__What the task asks__
Make an exact copy of the lines, leaving the pictures out.

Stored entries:
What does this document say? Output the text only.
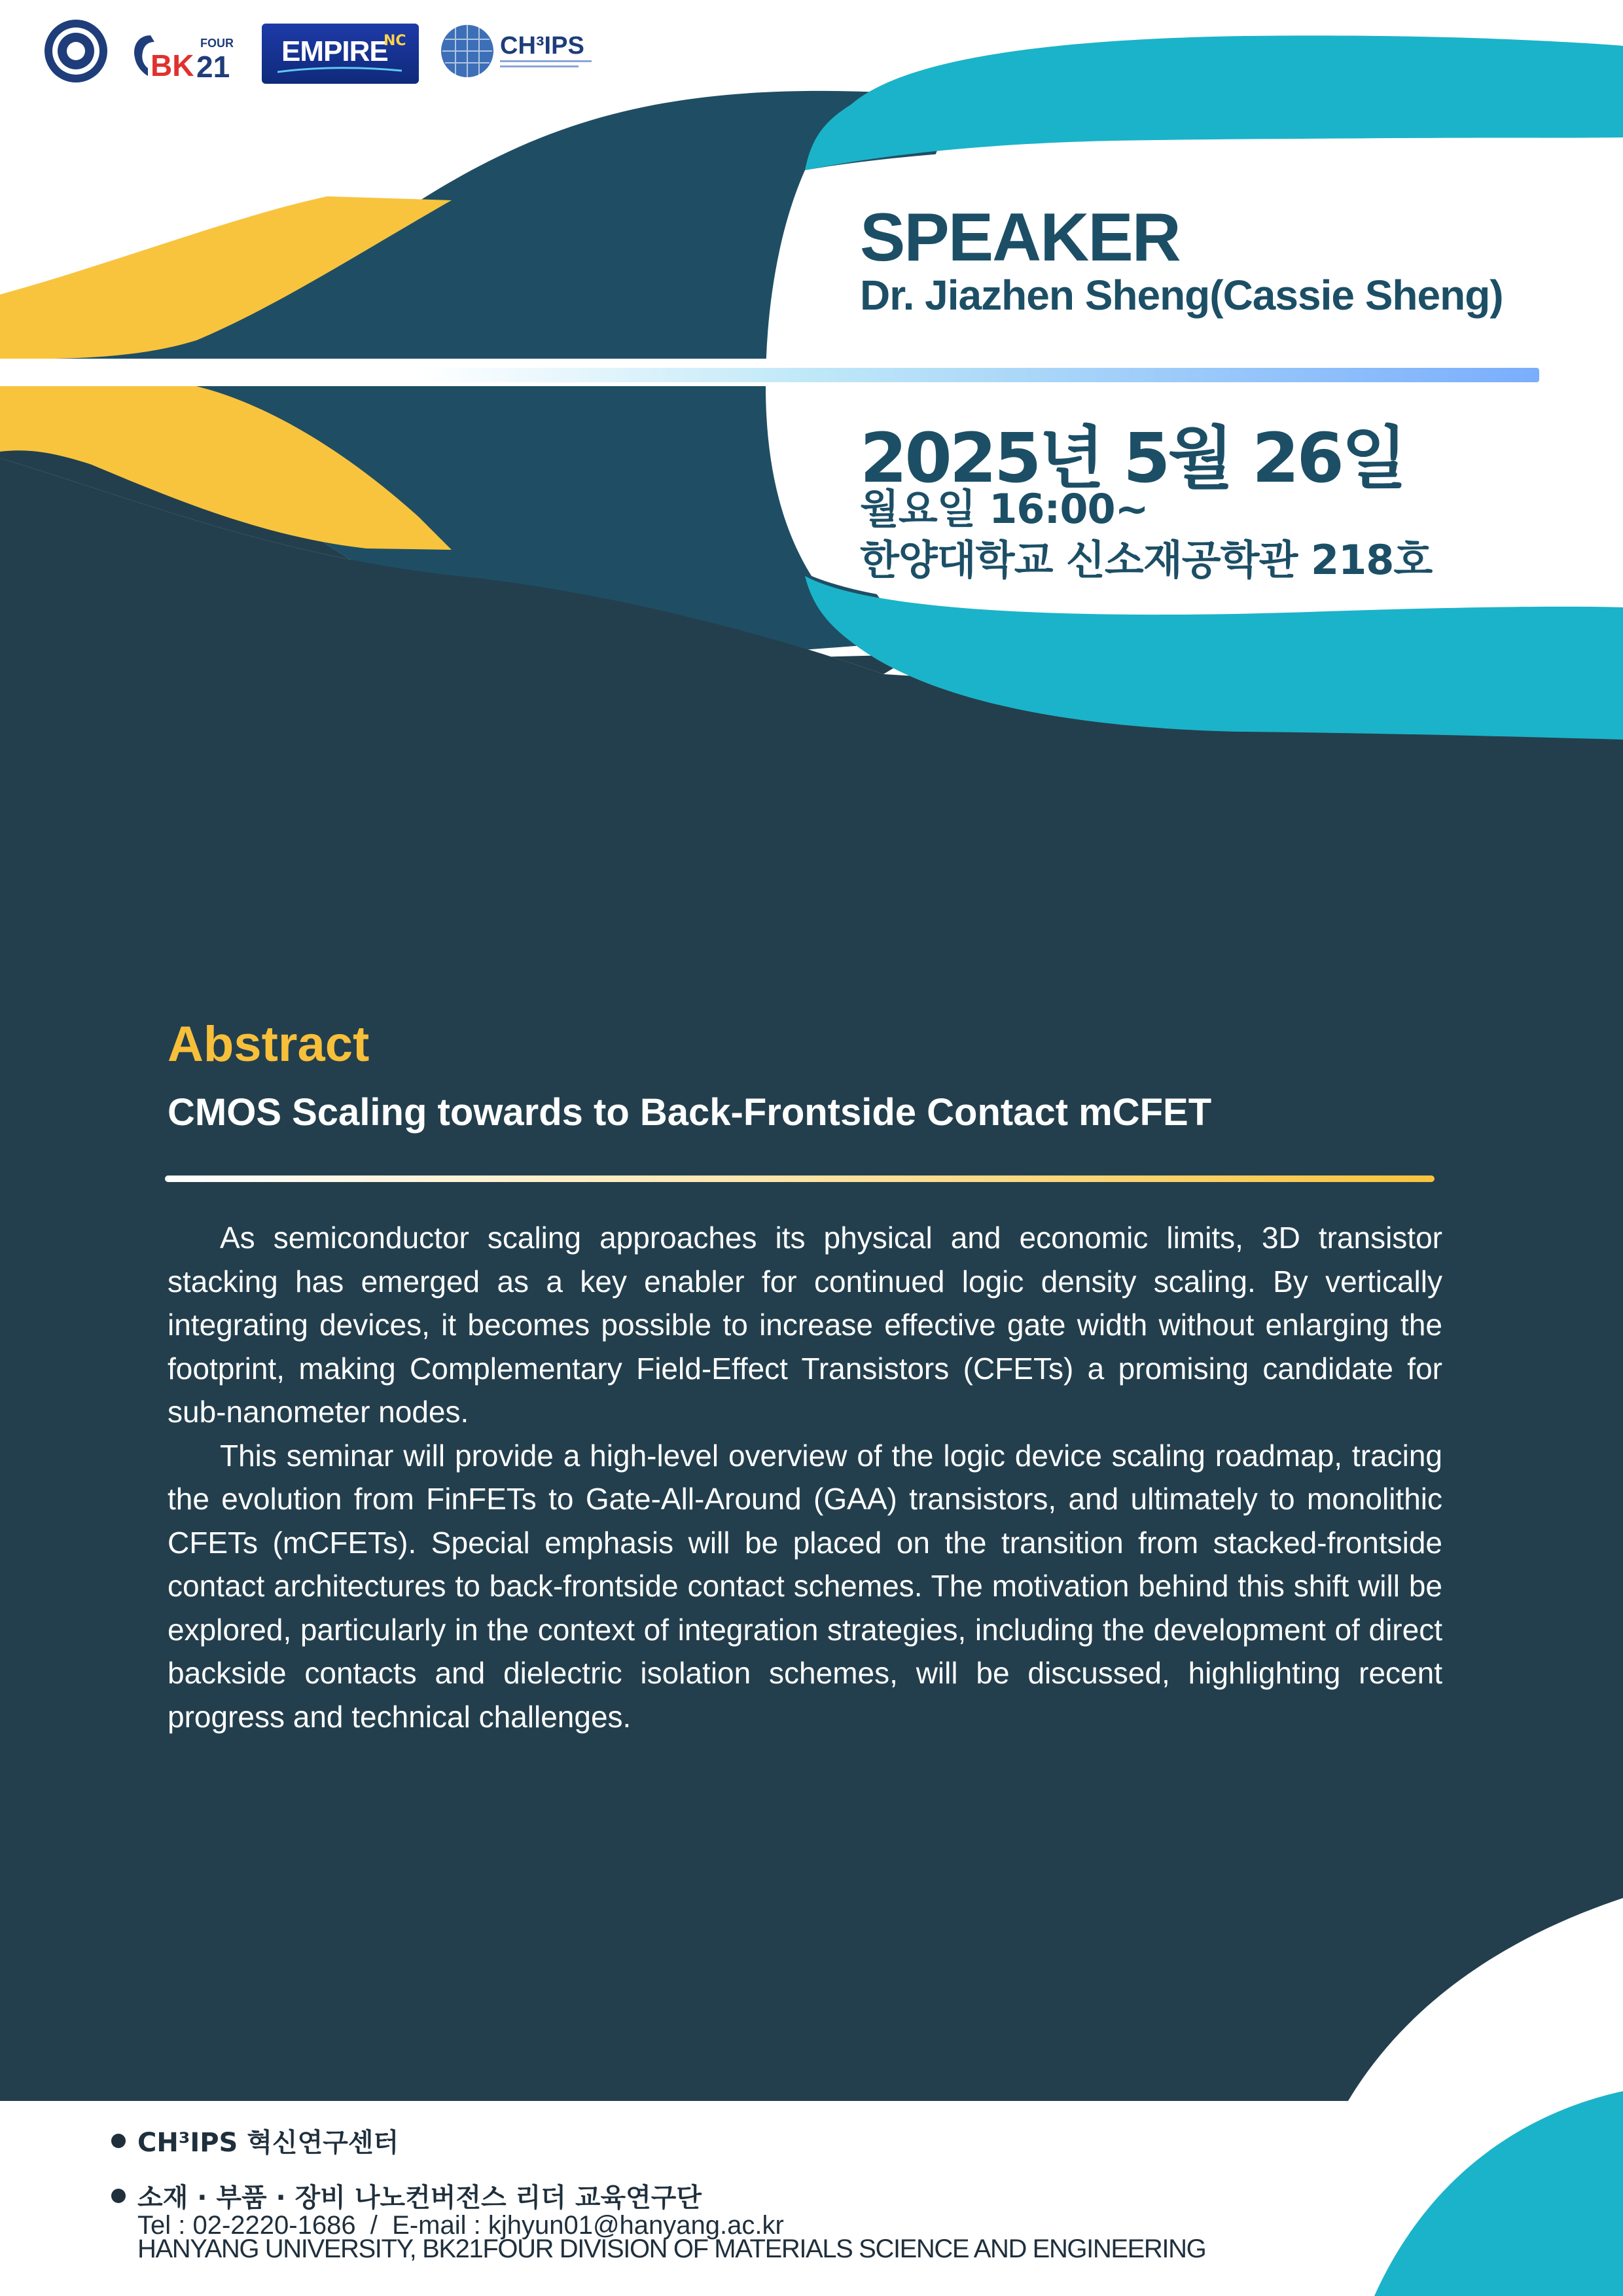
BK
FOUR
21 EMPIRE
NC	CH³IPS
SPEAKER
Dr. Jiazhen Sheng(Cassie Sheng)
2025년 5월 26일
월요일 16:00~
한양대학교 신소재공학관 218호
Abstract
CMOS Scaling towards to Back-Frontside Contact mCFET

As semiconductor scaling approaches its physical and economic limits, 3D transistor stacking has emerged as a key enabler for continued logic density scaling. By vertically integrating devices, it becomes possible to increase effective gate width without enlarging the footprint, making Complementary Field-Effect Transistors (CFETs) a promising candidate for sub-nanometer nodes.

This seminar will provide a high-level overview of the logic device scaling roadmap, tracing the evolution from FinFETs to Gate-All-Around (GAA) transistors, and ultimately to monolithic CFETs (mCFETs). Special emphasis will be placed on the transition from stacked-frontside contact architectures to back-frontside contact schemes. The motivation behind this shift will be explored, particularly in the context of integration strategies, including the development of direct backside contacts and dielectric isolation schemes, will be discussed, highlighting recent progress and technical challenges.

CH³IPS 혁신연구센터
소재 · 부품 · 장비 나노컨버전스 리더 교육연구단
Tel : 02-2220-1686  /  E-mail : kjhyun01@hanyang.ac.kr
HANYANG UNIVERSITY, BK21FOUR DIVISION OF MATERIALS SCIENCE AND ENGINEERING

__Result for this task__
What does this document say? Output the text only.
BK
FOUR
21 EMPIRE
NC	CH³IPS
SPEAKER
Dr. Jiazhen Sheng(Cassie Sheng)
2025년 5월 26일
월요일 16:00~
한양대학교 신소재공학관 218호
Abstract
CMOS Scaling towards to Back-Frontside Contact mCFET

As semiconductor scaling approaches its physical and economic limits, 3D transistor stacking has emerged as a key enabler for continued logic density scaling. By vertically integrating devices, it becomes possible to increase effective gate width without enlarging the footprint, making Complementary Field-Effect Transistors (CFETs) a promising candidate for sub-nanometer nodes.

This seminar will provide a high-level overview of the logic device scaling roadmap, tracing the evolution from FinFETs to Gate-All-Around (GAA) transistors, and ultimately to monolithic CFETs (mCFETs). Special emphasis will be placed on the transition from stacked-frontside contact architectures to back-frontside contact schemes. The motivation behind this shift will be explored, particularly in the context of integration strategies, including the development of direct backside contacts and dielectric isolation schemes, will be discussed, highlighting recent progress and technical challenges.

CH³IPS 혁신연구센터
소재 · 부품 · 장비 나노컨버전스 리더 교육연구단
Tel : 02-2220-1686  /  E-mail : kjhyun01@hanyang.ac.kr
HANYANG UNIVERSITY, BK21FOUR DIVISION OF MATERIALS SCIENCE AND ENGINEERING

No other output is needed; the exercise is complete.